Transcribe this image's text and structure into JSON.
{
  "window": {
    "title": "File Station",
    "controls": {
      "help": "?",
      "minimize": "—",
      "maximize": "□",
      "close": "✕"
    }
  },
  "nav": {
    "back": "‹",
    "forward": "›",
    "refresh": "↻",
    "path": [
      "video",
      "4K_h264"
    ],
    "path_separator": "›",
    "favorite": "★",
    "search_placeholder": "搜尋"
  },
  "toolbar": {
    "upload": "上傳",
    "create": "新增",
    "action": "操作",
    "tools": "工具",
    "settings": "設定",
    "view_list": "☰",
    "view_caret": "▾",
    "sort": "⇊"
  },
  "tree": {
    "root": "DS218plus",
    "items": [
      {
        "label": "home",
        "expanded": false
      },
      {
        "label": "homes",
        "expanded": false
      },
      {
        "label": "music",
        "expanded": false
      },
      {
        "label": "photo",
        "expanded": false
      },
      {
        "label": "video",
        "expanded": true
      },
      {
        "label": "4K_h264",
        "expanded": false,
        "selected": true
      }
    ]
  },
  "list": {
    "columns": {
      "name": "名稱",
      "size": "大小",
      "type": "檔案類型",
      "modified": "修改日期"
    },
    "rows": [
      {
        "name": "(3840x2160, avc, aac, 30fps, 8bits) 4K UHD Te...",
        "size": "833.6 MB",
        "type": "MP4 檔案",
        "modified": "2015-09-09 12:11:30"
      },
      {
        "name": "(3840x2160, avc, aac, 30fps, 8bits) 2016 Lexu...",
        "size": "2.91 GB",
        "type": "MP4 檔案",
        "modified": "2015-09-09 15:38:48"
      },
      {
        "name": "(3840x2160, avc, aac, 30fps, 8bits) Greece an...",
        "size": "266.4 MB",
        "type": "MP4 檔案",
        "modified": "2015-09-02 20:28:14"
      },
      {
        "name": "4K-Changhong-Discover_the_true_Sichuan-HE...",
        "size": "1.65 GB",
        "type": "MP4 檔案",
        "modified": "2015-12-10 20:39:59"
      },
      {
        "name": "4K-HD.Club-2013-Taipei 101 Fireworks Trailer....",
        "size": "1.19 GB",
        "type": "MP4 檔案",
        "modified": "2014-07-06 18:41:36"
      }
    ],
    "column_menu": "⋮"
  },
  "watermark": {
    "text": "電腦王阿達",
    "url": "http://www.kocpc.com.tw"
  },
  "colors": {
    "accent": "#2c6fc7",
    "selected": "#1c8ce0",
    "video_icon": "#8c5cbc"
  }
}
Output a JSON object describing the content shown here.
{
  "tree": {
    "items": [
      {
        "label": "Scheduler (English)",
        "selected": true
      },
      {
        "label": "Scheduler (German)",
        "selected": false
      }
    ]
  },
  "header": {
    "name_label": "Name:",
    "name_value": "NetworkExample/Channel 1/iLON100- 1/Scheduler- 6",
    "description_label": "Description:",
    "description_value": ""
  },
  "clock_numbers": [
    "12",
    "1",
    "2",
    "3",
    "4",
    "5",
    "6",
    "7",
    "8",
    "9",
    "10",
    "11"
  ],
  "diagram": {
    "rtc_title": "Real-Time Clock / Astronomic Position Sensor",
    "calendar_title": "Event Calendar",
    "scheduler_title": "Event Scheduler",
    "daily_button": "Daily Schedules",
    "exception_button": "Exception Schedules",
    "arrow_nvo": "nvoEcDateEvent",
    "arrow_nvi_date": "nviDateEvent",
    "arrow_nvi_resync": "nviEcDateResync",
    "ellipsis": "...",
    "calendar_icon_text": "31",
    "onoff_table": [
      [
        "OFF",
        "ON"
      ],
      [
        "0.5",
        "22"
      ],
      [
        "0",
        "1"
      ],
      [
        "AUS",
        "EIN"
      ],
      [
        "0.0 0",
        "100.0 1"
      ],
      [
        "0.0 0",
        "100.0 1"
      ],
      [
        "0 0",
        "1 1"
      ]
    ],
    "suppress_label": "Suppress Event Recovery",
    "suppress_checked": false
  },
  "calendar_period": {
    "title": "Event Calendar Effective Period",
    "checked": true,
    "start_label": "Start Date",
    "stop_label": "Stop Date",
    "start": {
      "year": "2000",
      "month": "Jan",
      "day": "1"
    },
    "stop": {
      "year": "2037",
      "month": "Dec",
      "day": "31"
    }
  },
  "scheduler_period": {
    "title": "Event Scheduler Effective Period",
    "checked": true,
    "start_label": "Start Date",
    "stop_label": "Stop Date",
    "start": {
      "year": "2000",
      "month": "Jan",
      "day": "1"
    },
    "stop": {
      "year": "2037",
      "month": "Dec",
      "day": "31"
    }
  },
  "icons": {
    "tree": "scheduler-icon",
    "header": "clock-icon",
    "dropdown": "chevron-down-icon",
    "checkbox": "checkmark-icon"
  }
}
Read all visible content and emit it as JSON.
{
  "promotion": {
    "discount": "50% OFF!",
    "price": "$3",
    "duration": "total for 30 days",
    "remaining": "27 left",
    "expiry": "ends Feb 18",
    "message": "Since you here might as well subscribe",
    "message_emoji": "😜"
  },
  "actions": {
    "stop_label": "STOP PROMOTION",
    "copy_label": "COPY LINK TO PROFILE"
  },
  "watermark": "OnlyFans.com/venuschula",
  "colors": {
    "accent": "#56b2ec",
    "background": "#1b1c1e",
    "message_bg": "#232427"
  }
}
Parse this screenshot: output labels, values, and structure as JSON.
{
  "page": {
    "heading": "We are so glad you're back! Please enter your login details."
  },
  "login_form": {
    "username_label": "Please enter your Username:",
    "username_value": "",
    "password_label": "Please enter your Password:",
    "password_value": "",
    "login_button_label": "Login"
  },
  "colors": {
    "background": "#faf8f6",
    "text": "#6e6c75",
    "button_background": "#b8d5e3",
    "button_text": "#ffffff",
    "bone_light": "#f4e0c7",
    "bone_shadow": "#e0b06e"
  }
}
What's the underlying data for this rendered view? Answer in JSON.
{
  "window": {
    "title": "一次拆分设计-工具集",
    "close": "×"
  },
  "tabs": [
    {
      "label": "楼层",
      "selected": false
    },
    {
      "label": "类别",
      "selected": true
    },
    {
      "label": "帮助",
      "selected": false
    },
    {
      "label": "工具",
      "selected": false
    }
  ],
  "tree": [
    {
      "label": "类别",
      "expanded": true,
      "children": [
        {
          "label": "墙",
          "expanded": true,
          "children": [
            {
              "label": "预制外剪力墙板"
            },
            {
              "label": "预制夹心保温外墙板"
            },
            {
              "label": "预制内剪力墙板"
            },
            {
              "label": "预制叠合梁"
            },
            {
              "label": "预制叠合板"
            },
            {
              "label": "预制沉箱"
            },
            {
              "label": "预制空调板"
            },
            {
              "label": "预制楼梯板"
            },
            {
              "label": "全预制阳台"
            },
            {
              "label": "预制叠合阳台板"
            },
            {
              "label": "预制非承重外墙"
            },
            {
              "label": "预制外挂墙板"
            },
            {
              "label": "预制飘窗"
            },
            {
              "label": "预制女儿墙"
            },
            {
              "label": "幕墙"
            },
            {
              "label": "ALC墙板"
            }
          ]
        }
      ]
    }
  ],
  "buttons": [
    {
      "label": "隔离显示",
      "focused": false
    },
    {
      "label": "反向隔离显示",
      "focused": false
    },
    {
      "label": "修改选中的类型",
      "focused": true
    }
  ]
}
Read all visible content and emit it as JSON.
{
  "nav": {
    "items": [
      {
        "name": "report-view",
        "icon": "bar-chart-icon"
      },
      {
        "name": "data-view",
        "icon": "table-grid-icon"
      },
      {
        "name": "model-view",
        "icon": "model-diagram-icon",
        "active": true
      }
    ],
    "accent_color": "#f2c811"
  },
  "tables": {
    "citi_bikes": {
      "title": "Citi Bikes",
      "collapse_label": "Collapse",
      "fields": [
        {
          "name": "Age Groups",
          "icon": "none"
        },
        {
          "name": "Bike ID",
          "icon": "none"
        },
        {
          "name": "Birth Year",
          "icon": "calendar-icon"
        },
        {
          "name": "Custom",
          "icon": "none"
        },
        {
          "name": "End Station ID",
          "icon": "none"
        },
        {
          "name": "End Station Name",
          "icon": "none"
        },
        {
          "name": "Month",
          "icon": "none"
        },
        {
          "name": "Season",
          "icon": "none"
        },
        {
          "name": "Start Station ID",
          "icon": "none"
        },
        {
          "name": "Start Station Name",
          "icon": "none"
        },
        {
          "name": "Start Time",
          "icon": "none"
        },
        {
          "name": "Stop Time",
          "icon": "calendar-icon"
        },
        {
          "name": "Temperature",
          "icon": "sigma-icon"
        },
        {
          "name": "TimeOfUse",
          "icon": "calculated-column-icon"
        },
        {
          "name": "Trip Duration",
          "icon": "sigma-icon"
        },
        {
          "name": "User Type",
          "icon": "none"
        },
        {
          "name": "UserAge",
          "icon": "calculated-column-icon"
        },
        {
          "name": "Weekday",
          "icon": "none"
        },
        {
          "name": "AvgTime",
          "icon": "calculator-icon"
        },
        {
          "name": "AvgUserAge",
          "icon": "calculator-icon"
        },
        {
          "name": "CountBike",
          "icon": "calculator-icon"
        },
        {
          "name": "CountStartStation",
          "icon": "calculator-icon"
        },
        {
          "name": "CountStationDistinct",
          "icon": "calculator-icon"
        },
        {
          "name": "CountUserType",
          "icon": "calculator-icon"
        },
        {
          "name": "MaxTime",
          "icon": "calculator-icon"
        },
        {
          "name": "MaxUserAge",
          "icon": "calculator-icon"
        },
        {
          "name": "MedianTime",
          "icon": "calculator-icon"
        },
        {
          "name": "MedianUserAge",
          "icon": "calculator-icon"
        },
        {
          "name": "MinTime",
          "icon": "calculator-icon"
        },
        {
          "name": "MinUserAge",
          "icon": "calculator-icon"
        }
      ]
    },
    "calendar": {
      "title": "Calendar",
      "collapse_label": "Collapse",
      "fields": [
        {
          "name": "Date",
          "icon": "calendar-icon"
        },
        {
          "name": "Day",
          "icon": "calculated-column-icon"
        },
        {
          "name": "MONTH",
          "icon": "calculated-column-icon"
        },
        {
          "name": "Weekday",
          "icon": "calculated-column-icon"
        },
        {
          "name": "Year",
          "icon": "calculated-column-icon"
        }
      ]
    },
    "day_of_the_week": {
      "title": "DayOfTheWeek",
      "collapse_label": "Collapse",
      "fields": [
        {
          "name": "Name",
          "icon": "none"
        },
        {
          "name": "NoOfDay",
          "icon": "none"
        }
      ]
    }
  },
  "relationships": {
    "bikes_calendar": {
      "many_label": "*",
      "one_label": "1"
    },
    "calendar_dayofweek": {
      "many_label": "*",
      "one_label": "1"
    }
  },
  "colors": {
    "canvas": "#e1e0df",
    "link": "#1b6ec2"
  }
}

» **Short task**
Copy out all lines where the word "modified" appears.

» **Task response**
      "modified": "修改日期"
        "modified": "2015-09-09 12:11:30"
        "modified": "2015-09-09 15:38:48"
        "modified": "2015-09-02 20:28:14"
        "modified": "2015-12-10 20:39:59"
        "modified": "2014-07-06 18:41:36"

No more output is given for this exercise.